• What the task asks: Copy out every record precisely.

[Data records]
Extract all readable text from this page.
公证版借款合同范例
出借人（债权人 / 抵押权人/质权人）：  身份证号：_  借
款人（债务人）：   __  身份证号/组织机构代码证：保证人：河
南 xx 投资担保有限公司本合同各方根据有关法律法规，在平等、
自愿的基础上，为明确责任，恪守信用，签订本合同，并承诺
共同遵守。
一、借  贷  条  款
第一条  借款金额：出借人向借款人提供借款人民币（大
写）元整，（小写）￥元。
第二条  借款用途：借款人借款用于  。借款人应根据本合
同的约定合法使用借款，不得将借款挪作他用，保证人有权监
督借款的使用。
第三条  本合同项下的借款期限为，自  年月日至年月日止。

• Output of the exercise:
Extract all readable text from this page.
公证版借款合同范例
出借人（债权人 / 抵押权人/质权人）：  身份证号：_  借
款人（债务人）：   __  身份证号/组织机构代码证：保证人：河
南 xx 投资担保有限公司本合同各方根据有关法律法规，在平等、
自愿的基础上，为明确责任，恪守信用，签订本合同，并承诺
共同遵守。
一、借  贷  条  款
第一条  借款金额：出借人向借款人提供借款人民币（大
写）元整，（小写）￥元。
第二条  借款用途：借款人借款用于  。借款人应根据本合
同的约定合法使用借款，不得将借款挪作他用，保证人有权监
督借款的使用。
第三条  本合同项下的借款期限为，自  年月日至年月日止。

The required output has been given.